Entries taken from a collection
++++++++

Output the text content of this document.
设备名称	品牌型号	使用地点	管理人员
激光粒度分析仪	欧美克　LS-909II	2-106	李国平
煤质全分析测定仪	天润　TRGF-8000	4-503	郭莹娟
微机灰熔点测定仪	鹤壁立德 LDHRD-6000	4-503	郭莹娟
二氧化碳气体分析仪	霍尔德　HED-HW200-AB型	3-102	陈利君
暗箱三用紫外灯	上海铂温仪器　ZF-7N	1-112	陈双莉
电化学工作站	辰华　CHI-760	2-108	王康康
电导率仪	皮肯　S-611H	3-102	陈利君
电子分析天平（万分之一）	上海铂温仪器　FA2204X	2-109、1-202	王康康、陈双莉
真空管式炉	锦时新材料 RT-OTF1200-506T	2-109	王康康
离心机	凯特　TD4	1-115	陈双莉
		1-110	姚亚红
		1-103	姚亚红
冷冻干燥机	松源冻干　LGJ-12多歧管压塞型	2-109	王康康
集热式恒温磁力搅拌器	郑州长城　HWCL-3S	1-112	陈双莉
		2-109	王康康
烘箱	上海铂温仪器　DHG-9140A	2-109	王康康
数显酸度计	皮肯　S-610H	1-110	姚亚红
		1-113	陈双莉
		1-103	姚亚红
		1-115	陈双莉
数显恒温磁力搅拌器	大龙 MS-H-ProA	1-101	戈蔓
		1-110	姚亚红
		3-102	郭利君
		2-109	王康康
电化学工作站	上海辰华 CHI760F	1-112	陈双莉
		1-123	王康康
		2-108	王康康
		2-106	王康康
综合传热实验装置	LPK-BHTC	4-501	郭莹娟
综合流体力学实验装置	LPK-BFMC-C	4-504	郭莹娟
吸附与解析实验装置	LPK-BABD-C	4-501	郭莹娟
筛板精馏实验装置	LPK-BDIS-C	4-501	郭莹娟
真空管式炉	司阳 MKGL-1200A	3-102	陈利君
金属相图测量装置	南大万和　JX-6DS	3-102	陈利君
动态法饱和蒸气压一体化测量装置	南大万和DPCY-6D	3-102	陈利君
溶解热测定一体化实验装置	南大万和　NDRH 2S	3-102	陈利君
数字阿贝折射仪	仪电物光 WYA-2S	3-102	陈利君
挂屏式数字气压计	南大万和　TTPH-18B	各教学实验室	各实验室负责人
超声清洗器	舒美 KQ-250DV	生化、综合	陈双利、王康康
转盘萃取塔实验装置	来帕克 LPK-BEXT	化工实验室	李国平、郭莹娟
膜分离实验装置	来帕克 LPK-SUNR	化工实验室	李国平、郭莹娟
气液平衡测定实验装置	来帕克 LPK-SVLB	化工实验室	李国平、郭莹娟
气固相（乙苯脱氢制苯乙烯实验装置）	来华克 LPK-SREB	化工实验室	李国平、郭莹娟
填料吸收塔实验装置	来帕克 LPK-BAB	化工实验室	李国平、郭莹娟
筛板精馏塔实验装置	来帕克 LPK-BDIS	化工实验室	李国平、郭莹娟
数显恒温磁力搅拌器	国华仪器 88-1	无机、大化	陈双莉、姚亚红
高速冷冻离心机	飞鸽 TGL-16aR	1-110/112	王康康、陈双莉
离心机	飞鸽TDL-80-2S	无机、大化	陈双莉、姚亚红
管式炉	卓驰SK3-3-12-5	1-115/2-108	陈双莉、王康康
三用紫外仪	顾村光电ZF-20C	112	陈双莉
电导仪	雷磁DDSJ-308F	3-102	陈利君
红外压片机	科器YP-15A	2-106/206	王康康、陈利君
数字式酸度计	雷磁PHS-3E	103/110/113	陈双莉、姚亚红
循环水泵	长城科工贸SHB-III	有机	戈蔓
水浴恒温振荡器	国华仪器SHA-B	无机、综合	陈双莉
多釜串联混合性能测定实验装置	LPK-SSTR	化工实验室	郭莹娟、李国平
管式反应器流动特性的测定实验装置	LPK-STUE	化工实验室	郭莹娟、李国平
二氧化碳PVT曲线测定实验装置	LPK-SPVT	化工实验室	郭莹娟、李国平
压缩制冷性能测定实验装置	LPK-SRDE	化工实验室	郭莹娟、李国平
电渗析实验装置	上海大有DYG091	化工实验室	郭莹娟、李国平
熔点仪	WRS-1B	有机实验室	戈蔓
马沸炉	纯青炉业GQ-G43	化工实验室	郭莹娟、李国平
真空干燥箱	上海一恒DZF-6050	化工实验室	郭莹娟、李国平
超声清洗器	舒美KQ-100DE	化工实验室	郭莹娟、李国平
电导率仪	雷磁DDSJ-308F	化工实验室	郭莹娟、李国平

++++++++

Reproduce the records in full, exactly as written.

Output the text content of this document.
设备名称	品牌型号	使用地点	管理人员
激光粒度分析仪	欧美克　LS-909II	2-106	李国平
煤质全分析测定仪	天润　TRGF-8000	4-503	郭莹娟
微机灰熔点测定仪	鹤壁立德 LDHRD-6000	4-503	郭莹娟
二氧化碳气体分析仪	霍尔德　HED-HW200-AB型	3-102	陈利君
暗箱三用紫外灯	上海铂温仪器　ZF-7N	1-112	陈双莉
电化学工作站	辰华　CHI-760	2-108	王康康
电导率仪	皮肯　S-611H	3-102	陈利君
电子分析天平（万分之一）	上海铂温仪器　FA2204X	2-109、1-202	王康康、陈双莉
真空管式炉	锦时新材料 RT-OTF1200-506T	2-109	王康康
离心机	凯特　TD4	1-115	陈双莉
		1-110	姚亚红
		1-103	姚亚红
冷冻干燥机	松源冻干　LGJ-12多歧管压塞型	2-109	王康康
集热式恒温磁力搅拌器	郑州长城　HWCL-3S	1-112	陈双莉
		2-109	王康康
烘箱	上海铂温仪器　DHG-9140A	2-109	王康康
数显酸度计	皮肯　S-610H	1-110	姚亚红
		1-113	陈双莉
		1-103	姚亚红
		1-115	陈双莉
数显恒温磁力搅拌器	大龙 MS-H-ProA	1-101	戈蔓
		1-110	姚亚红
		3-102	郭利君
		2-109	王康康
电化学工作站	上海辰华 CHI760F	1-112	陈双莉
		1-123	王康康
		2-108	王康康
		2-106	王康康
综合传热实验装置	LPK-BHTC	4-501	郭莹娟
综合流体力学实验装置	LPK-BFMC-C	4-504	郭莹娟
吸附与解析实验装置	LPK-BABD-C	4-501	郭莹娟
筛板精馏实验装置	LPK-BDIS-C	4-501	郭莹娟
真空管式炉	司阳 MKGL-1200A	3-102	陈利君
金属相图测量装置	南大万和　JX-6DS	3-102	陈利君
动态法饱和蒸气压一体化测量装置	南大万和DPCY-6D	3-102	陈利君
溶解热测定一体化实验装置	南大万和　NDRH 2S	3-102	陈利君
数字阿贝折射仪	仪电物光 WYA-2S	3-102	陈利君
挂屏式数字气压计	南大万和　TTPH-18B	各教学实验室	各实验室负责人
超声清洗器	舒美 KQ-250DV	生化、综合	陈双利、王康康
转盘萃取塔实验装置	来帕克 LPK-BEXT	化工实验室	李国平、郭莹娟
膜分离实验装置	来帕克 LPK-SUNR	化工实验室	李国平、郭莹娟
气液平衡测定实验装置	来帕克 LPK-SVLB	化工实验室	李国平、郭莹娟
气固相（乙苯脱氢制苯乙烯实验装置）	来华克 LPK-SREB	化工实验室	李国平、郭莹娟
填料吸收塔实验装置	来帕克 LPK-BAB	化工实验室	李国平、郭莹娟
筛板精馏塔实验装置	来帕克 LPK-BDIS	化工实验室	李国平、郭莹娟
数显恒温磁力搅拌器	国华仪器 88-1	无机、大化	陈双莉、姚亚红
高速冷冻离心机	飞鸽 TGL-16aR	1-110/112	王康康、陈双莉
离心机	飞鸽TDL-80-2S	无机、大化	陈双莉、姚亚红
管式炉	卓驰SK3-3-12-5	1-115/2-108	陈双莉、王康康
三用紫外仪	顾村光电ZF-20C	112	陈双莉
电导仪	雷磁DDSJ-308F	3-102	陈利君
红外压片机	科器YP-15A	2-106/206	王康康、陈利君
数字式酸度计	雷磁PHS-3E	103/110/113	陈双莉、姚亚红
循环水泵	长城科工贸SHB-III	有机	戈蔓
水浴恒温振荡器	国华仪器SHA-B	无机、综合	陈双莉
多釜串联混合性能测定实验装置	LPK-SSTR	化工实验室	郭莹娟、李国平
管式反应器流动特性的测定实验装置	LPK-STUE	化工实验室	郭莹娟、李国平
二氧化碳PVT曲线测定实验装置	LPK-SPVT	化工实验室	郭莹娟、李国平
压缩制冷性能测定实验装置	LPK-SRDE	化工实验室	郭莹娟、李国平
电渗析实验装置	上海大有DYG091	化工实验室	郭莹娟、李国平
熔点仪	WRS-1B	有机实验室	戈蔓
马沸炉	纯青炉业GQ-G43	化工实验室	郭莹娟、李国平
真空干燥箱	上海一恒DZF-6050	化工实验室	郭莹娟、李国平
超声清洗器	舒美KQ-100DE	化工实验室	郭莹娟、李国平
电导率仪	雷磁DDSJ-308F	化工实验室	郭莹娟、李国平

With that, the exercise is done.